## [GIVEN REQUEST]
Beginning at the line that contains "Extract all readable text from this page.", reproduce every line to the end of the material without changing any of them.

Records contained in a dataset
★ ★ ★ ★

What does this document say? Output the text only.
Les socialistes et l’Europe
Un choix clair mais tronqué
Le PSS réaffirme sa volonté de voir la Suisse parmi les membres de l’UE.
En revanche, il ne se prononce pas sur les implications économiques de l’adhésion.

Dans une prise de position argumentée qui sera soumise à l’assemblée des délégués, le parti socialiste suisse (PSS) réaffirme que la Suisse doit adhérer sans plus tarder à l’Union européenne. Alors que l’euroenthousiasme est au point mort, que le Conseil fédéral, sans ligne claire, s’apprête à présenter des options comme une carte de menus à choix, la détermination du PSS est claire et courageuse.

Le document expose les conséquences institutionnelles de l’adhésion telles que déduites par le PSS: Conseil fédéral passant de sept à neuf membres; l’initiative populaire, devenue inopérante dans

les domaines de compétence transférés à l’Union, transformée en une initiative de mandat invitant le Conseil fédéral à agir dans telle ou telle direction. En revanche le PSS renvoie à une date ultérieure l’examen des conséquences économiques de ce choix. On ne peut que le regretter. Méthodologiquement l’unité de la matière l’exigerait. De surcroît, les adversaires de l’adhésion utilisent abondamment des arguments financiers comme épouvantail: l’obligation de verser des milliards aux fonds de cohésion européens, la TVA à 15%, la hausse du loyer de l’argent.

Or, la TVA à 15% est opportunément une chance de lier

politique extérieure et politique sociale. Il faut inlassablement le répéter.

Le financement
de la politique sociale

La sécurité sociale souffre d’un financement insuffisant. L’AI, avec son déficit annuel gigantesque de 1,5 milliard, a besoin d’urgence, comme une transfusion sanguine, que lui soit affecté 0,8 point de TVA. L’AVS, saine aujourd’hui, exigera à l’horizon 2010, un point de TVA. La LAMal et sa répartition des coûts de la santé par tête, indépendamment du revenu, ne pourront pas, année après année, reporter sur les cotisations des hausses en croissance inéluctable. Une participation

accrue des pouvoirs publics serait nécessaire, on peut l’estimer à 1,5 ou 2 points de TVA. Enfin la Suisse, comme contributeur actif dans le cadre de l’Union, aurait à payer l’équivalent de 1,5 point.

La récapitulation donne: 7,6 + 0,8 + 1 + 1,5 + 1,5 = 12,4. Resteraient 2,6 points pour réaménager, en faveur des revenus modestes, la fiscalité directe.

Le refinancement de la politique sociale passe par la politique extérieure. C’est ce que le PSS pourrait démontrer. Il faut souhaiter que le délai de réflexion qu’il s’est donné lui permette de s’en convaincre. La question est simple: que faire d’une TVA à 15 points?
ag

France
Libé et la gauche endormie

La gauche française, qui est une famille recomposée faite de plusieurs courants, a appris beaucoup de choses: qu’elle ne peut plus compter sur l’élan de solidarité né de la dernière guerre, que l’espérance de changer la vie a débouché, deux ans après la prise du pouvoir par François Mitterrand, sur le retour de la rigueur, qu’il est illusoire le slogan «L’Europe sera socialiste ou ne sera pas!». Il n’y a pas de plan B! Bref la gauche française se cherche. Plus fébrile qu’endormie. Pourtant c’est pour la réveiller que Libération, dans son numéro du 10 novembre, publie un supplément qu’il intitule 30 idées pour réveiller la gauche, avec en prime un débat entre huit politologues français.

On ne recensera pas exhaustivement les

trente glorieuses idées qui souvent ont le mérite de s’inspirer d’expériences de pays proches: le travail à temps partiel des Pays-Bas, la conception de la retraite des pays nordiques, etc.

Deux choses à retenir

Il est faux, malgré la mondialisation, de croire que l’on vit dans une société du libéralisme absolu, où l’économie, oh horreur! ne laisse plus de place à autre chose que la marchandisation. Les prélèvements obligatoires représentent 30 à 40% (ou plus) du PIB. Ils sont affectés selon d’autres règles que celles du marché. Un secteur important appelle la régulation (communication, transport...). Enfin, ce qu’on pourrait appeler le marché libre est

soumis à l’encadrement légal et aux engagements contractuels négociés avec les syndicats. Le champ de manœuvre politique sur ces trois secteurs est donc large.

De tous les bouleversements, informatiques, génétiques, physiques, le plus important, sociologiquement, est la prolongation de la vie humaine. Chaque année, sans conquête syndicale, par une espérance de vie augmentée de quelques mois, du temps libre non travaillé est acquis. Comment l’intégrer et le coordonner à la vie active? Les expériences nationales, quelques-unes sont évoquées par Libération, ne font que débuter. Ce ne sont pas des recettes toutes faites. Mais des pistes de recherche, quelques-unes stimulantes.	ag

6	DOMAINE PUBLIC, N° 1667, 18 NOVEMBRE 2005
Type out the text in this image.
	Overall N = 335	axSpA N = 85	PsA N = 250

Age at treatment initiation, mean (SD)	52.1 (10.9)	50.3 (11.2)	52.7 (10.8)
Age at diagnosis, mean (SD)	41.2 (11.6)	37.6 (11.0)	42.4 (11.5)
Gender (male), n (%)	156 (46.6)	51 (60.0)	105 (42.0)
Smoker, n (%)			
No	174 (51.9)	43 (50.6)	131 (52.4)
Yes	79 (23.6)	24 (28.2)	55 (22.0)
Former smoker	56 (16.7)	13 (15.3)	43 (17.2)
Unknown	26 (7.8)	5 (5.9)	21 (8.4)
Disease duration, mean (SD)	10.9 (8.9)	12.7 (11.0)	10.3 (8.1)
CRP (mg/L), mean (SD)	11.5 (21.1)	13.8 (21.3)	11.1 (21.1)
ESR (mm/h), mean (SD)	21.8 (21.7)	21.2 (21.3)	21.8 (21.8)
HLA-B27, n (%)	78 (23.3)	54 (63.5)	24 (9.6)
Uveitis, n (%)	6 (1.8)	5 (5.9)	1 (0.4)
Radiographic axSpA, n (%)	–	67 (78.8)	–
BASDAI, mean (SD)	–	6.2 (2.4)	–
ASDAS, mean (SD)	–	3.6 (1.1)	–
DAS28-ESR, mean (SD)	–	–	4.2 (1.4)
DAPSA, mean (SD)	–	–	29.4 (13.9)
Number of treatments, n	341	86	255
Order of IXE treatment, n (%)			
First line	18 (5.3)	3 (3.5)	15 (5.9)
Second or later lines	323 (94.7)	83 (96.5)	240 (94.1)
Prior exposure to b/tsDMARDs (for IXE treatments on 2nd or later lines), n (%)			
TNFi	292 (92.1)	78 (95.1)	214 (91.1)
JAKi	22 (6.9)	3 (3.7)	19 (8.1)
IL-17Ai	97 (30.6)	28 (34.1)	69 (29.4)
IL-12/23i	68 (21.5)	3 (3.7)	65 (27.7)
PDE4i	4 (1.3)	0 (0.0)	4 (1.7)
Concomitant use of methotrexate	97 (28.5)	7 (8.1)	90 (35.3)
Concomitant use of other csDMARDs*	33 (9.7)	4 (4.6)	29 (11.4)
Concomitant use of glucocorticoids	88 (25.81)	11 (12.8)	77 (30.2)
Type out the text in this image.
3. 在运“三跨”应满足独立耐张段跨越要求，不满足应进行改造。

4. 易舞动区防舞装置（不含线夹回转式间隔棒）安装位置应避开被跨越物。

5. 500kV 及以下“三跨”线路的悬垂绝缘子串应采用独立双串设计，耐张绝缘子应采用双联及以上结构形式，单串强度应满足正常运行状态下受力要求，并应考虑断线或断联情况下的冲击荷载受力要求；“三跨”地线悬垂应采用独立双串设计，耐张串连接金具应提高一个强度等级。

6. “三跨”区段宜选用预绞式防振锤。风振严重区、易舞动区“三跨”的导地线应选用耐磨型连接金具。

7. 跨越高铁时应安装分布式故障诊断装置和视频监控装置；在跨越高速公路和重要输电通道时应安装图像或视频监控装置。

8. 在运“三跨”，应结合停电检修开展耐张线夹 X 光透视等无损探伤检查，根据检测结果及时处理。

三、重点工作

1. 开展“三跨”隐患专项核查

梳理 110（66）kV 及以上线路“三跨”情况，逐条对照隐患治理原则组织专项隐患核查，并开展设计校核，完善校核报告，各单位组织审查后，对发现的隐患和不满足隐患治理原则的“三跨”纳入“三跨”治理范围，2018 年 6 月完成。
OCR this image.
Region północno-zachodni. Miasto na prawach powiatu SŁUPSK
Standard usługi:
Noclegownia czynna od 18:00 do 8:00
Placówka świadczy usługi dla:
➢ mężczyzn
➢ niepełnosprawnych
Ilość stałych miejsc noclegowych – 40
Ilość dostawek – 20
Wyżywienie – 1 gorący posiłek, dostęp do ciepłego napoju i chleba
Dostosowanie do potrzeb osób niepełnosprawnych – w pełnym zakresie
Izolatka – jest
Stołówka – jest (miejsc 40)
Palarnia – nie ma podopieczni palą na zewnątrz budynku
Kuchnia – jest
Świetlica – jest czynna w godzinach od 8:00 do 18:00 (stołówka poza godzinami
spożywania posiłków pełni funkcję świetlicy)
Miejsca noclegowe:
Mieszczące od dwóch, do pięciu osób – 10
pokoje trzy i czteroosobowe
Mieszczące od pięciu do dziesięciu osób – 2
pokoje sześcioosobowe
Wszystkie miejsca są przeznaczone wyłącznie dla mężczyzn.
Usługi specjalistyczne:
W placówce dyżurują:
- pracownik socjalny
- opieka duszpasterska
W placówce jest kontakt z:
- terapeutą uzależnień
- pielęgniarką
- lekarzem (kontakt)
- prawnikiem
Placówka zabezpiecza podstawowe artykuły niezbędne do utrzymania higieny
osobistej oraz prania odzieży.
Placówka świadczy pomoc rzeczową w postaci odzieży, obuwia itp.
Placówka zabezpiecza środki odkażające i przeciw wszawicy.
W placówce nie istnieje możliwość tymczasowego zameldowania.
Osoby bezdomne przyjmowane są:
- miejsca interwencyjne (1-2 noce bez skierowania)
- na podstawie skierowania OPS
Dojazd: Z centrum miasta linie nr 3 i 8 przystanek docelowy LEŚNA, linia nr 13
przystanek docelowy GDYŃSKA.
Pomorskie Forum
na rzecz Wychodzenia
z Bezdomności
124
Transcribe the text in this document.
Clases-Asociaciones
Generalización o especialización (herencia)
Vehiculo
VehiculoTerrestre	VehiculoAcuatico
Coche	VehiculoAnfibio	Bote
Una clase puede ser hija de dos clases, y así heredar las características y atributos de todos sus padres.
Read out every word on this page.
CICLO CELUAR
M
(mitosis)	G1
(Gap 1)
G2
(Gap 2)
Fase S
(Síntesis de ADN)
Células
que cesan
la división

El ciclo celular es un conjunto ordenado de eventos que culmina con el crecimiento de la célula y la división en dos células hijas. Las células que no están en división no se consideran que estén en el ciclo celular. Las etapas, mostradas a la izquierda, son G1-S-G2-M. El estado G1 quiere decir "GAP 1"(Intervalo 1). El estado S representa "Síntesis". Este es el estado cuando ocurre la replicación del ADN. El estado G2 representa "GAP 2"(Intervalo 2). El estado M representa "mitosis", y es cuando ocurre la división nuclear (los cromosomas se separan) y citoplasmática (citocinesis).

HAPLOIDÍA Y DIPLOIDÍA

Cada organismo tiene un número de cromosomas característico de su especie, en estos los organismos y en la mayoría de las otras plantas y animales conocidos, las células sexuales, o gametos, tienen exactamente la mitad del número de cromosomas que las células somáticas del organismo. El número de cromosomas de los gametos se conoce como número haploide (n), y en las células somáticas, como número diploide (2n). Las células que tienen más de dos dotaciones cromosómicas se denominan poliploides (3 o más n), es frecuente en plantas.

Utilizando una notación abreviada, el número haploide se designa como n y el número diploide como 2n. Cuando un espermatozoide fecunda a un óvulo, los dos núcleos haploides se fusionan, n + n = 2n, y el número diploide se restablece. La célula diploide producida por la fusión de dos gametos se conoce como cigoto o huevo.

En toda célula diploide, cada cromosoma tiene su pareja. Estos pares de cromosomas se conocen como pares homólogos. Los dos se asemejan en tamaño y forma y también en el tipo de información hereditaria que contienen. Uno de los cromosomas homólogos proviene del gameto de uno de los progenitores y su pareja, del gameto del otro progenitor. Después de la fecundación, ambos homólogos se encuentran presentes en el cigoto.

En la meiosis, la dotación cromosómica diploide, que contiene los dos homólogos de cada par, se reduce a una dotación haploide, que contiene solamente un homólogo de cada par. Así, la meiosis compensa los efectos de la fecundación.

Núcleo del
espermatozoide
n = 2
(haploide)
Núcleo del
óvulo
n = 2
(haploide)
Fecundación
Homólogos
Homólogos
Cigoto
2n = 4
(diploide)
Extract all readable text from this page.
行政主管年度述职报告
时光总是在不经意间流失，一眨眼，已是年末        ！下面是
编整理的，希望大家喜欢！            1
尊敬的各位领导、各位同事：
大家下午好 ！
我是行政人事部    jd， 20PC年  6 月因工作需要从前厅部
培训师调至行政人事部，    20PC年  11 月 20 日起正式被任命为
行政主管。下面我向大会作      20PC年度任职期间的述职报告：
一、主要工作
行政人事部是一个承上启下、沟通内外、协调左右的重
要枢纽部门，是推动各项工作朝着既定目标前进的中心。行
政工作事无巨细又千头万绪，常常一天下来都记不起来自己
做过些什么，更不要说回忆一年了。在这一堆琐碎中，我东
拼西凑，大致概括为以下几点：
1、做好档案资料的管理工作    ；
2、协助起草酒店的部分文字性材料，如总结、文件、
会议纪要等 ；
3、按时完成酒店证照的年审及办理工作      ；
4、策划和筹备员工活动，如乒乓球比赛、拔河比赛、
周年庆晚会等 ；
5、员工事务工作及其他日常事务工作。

★ ★ ★ ★

## [SOLUTION TO THIS EXERCISE]
Extract all readable text from this page.
行政主管年度述职报告
时光总是在不经意间流失，一眨眼，已是年末        ！下面是
编整理的，希望大家喜欢！            1
尊敬的各位领导、各位同事：
大家下午好 ！
我是行政人事部    jd， 20PC年  6 月因工作需要从前厅部
培训师调至行政人事部，    20PC年  11 月 20 日起正式被任命为
行政主管。下面我向大会作      20PC年度任职期间的述职报告：
一、主要工作
行政人事部是一个承上启下、沟通内外、协调左右的重
要枢纽部门，是推动各项工作朝着既定目标前进的中心。行
政工作事无巨细又千头万绪，常常一天下来都记不起来自己
做过些什么，更不要说回忆一年了。在这一堆琐碎中，我东
拼西凑，大致概括为以下几点：
1、做好档案资料的管理工作    ；
2、协助起草酒店的部分文字性材料，如总结、文件、
会议纪要等 ；
3、按时完成酒店证照的年审及办理工作      ；
4、策划和筹备员工活动，如乒乓球比赛、拔河比赛、
周年庆晚会等 ；
5、员工事务工作及其他日常事务工作。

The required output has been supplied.